= Dataset records =
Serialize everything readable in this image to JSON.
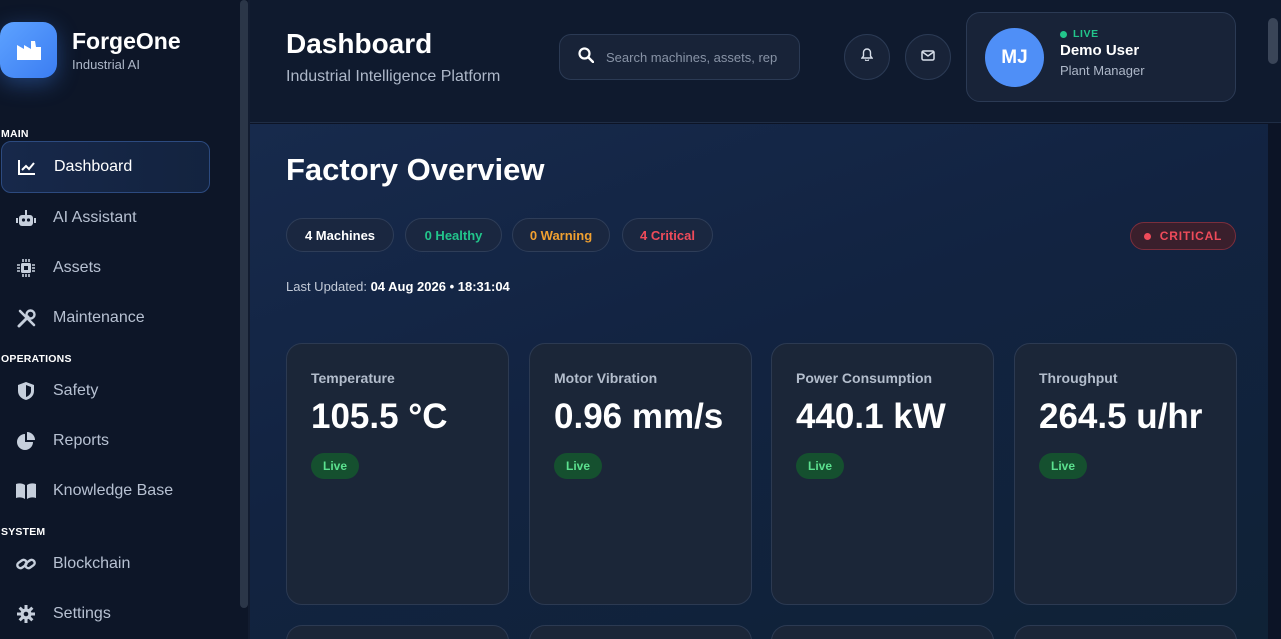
{
  "brand": {
    "name": "ForgeOne",
    "subtitle": "Industrial AI"
  },
  "sidebar": {
    "sections": [
      "MAIN",
      "OPERATIONS",
      "SYSTEM"
    ],
    "items": [
      {
        "label": "Dashboard",
        "icon": "chart-line-icon",
        "active": true
      },
      {
        "label": "AI Assistant",
        "icon": "robot-icon"
      },
      {
        "label": "Assets",
        "icon": "chip-icon"
      },
      {
        "label": "Maintenance",
        "icon": "tools-icon"
      },
      {
        "label": "Safety",
        "icon": "shield-icon"
      },
      {
        "label": "Reports",
        "icon": "pie-chart-icon"
      },
      {
        "label": "Knowledge Base",
        "icon": "book-icon"
      },
      {
        "label": "Blockchain",
        "icon": "link-icon"
      },
      {
        "label": "Settings",
        "icon": "gear-icon"
      }
    ]
  },
  "header": {
    "title": "Dashboard",
    "subtitle": "Industrial Intelligence Platform",
    "search_placeholder": "Search machines, assets, rep",
    "user": {
      "initials": "MJ",
      "status": "LIVE",
      "name": "Demo User",
      "role": "Plant Manager"
    }
  },
  "overview": {
    "title": "Factory Overview",
    "pills": {
      "machines": "4 Machines",
      "healthy": "0 Healthy",
      "warning": "0 Warning",
      "critical": "4 Critical"
    },
    "status": "CRITICAL",
    "last_updated_label": "Last Updated:",
    "last_updated_value": "04 Aug 2026 • 18:31:04"
  },
  "metrics": [
    {
      "label": "Temperature",
      "value": "105.5 °C",
      "badge": "Live"
    },
    {
      "label": "Motor Vibration",
      "value": "0.96 mm/s",
      "badge": "Live"
    },
    {
      "label": "Power Consumption",
      "value": "440.1 kW",
      "badge": "Live"
    },
    {
      "label": "Throughput",
      "value": "264.5 u/hr",
      "badge": "Live"
    }
  ],
  "colors": {
    "accent": "#4f8ff7",
    "healthy": "#22c58b",
    "warning": "#f0a030",
    "critical": "#ef4b5a",
    "live_badge": "#15502f"
  }
}
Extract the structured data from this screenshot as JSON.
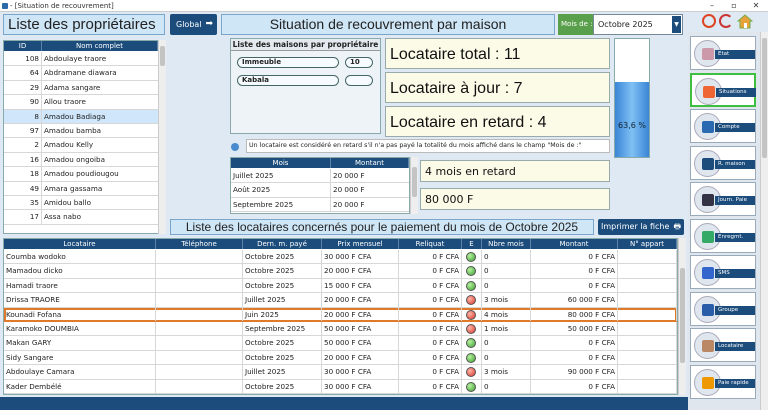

= OBJECTIVE =
Repeat the material above in full and unchanged, minus its images.

= OUTPUT OF THE TASK =
Serialize everything readable in this image to JSON.
{
  "brand": {
    "name": "ForgeOne",
    "subtitle": "Industrial AI"
  },
  "sidebar": {
    "sections": [
      "MAIN",
      "OPERATIONS",
      "SYSTEM"
    ],
    "items": [
      {
        "label": "Dashboard",
        "icon": "chart-line-icon",
        "active": true
      },
      {
        "label": "AI Assistant",
        "icon": "robot-icon"
      },
      {
        "label": "Assets",
        "icon": "chip-icon"
      },
      {
        "label": "Maintenance",
        "icon": "tools-icon"
      },
      {
        "label": "Safety",
        "icon": "shield-icon"
      },
      {
        "label": "Reports",
        "icon": "pie-chart-icon"
      },
      {
        "label": "Knowledge Base",
        "icon": "book-icon"
      },
      {
        "label": "Blockchain",
        "icon": "link-icon"
      },
      {
        "label": "Settings",
        "icon": "gear-icon"
      }
    ]
  },
  "header": {
    "title": "Dashboard",
    "subtitle": "Industrial Intelligence Platform",
    "search_placeholder": "Search machines, assets, rep",
    "user": {
      "initials": "MJ",
      "status": "LIVE",
      "name": "Demo User",
      "role": "Plant Manager"
    }
  },
  "overview": {
    "title": "Factory Overview",
    "pills": {
      "machines": "4 Machines",
      "healthy": "0 Healthy",
      "warning": "0 Warning",
      "critical": "4 Critical"
    },
    "status": "CRITICAL",
    "last_updated_label": "Last Updated:",
    "last_updated_value": "04 Aug 2026 • 18:31:04"
  },
  "metrics": [
    {
      "label": "Temperature",
      "value": "105.5 °C",
      "badge": "Live"
    },
    {
      "label": "Motor Vibration",
      "value": "0.96 mm/s",
      "badge": "Live"
    },
    {
      "label": "Power Consumption",
      "value": "440.1 kW",
      "badge": "Live"
    },
    {
      "label": "Throughput",
      "value": "264.5 u/hr",
      "badge": "Live"
    }
  ],
  "colors": {
    "accent": "#4f8ff7",
    "healthy": "#22c58b",
    "warning": "#f0a030",
    "critical": "#ef4b5a",
    "live_badge": "#15502f"
  }
}
Extract the structured data from this screenshot as JSON.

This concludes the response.